Task statement:
Copy out all of the data exactly as it appears.

── Data shown ──

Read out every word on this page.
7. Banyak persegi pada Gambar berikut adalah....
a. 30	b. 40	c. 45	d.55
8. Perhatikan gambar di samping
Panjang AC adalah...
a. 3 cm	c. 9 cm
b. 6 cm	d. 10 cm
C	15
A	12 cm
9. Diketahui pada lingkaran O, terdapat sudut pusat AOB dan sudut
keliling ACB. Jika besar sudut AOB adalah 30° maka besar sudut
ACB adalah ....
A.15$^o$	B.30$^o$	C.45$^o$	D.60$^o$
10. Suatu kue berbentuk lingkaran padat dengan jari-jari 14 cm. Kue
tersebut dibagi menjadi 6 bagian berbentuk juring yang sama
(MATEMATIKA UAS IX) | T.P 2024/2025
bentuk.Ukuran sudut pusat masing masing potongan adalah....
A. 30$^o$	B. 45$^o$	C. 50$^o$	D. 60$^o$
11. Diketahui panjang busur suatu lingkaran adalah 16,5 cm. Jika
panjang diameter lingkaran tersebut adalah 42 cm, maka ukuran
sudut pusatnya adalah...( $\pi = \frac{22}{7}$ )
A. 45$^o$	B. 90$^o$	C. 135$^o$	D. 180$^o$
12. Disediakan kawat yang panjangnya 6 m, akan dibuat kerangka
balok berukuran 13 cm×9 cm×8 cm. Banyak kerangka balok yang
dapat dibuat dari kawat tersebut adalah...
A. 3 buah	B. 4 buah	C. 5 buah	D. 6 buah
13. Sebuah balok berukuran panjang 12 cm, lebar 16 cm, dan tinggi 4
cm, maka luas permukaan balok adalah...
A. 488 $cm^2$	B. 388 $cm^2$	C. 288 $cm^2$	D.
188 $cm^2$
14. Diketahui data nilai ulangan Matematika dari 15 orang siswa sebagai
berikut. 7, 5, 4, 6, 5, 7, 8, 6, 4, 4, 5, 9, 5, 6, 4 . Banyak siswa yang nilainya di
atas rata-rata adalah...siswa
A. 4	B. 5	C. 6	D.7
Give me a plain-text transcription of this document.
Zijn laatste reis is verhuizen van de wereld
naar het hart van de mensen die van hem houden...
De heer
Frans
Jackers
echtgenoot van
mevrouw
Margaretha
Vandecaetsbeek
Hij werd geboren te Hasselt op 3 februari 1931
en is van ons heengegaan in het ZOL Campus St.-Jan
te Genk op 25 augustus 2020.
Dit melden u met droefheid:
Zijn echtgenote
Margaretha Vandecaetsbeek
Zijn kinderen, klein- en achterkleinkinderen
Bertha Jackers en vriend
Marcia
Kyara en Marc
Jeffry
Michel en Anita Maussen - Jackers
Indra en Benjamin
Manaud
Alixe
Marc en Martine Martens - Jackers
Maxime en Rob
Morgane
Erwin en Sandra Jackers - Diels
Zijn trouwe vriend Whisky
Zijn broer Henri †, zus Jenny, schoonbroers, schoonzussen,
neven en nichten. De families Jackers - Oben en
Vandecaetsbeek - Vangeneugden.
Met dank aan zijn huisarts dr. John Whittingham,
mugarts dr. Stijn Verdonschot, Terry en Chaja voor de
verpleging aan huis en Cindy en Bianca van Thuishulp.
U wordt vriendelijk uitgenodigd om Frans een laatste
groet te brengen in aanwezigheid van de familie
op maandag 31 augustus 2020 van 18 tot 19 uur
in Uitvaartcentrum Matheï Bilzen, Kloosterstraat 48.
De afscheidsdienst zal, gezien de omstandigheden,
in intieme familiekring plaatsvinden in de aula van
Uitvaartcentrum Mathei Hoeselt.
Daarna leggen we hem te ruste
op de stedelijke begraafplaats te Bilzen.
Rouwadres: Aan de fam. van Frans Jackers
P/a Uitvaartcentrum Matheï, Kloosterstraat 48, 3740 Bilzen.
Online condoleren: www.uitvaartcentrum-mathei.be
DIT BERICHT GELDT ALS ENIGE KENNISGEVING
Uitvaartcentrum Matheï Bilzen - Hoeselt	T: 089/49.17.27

───

Solution to this problem:
Read out every word on this page.
7. Banyak persegi pada Gambar berikut adalah....
a. 30	b. 40	c. 45	d.55
8. Perhatikan gambar di samping
Panjang AC adalah...
a. 3 cm	c. 9 cm
b. 6 cm	d. 10 cm
C	15
A	12 cm
9. Diketahui pada lingkaran O, terdapat sudut pusat AOB dan sudut
keliling ACB. Jika besar sudut AOB adalah 30° maka besar sudut
ACB adalah ....
A.15$^o$	B.30$^o$	C.45$^o$	D.60$^o$
10. Suatu kue berbentuk lingkaran padat dengan jari-jari 14 cm. Kue
tersebut dibagi menjadi 6 bagian berbentuk juring yang sama
(MATEMATIKA UAS IX) | T.P 2024/2025
bentuk.Ukuran sudut pusat masing masing potongan adalah....
A. 30$^o$	B. 45$^o$	C. 50$^o$	D. 60$^o$
11. Diketahui panjang busur suatu lingkaran adalah 16,5 cm. Jika
panjang diameter lingkaran tersebut adalah 42 cm, maka ukuran
sudut pusatnya adalah...( $\pi = \frac{22}{7}$ )
A. 45$^o$	B. 90$^o$	C. 135$^o$	D. 180$^o$
12. Disediakan kawat yang panjangnya 6 m, akan dibuat kerangka
balok berukuran 13 cm×9 cm×8 cm. Banyak kerangka balok yang
dapat dibuat dari kawat tersebut adalah...
A. 3 buah	B. 4 buah	C. 5 buah	D. 6 buah
13. Sebuah balok berukuran panjang 12 cm, lebar 16 cm, dan tinggi 4
cm, maka luas permukaan balok adalah...
A. 488 $cm^2$	B. 388 $cm^2$	C. 288 $cm^2$	D.
188 $cm^2$
14. Diketahui data nilai ulangan Matematika dari 15 orang siswa sebagai
berikut. 7, 5, 4, 6, 5, 7, 8, 6, 4, 4, 5, 9, 5, 6, 4 . Banyak siswa yang nilainya di
atas rata-rata adalah...siswa
A. 4	B. 5	C. 6	D.7
Give me a plain-text transcription of this document.
Zijn laatste reis is verhuizen van de wereld
naar het hart van de mensen die van hem houden...
De heer
Frans
Jackers
echtgenoot van
mevrouw
Margaretha
Vandecaetsbeek
Hij werd geboren te Hasselt op 3 februari 1931
en is van ons heengegaan in het ZOL Campus St.-Jan
te Genk op 25 augustus 2020.
Dit melden u met droefheid:
Zijn echtgenote
Margaretha Vandecaetsbeek
Zijn kinderen, klein- en achterkleinkinderen
Bertha Jackers en vriend
Marcia
Kyara en Marc
Jeffry
Michel en Anita Maussen - Jackers
Indra en Benjamin
Manaud
Alixe
Marc en Martine Martens - Jackers
Maxime en Rob
Morgane
Erwin en Sandra Jackers - Diels
Zijn trouwe vriend Whisky
Zijn broer Henri †, zus Jenny, schoonbroers, schoonzussen,
neven en nichten. De families Jackers - Oben en
Vandecaetsbeek - Vangeneugden.
Met dank aan zijn huisarts dr. John Whittingham,
mugarts dr. Stijn Verdonschot, Terry en Chaja voor de
verpleging aan huis en Cindy en Bianca van Thuishulp.
U wordt vriendelijk uitgenodigd om Frans een laatste
groet te brengen in aanwezigheid van de familie
op maandag 31 augustus 2020 van 18 tot 19 uur
in Uitvaartcentrum Matheï Bilzen, Kloosterstraat 48.
De afscheidsdienst zal, gezien de omstandigheden,
in intieme familiekring plaatsvinden in de aula van
Uitvaartcentrum Mathei Hoeselt.
Daarna leggen we hem te ruste
op de stedelijke begraafplaats te Bilzen.
Rouwadres: Aan de fam. van Frans Jackers
P/a Uitvaartcentrum Matheï, Kloosterstraat 48, 3740 Bilzen.
Online condoleren: www.uitvaartcentrum-mathei.be
DIT BERICHT GELDT ALS ENIGE KENNISGEVING
Uitvaartcentrum Matheï Bilzen - Hoeselt	T: 089/49.17.27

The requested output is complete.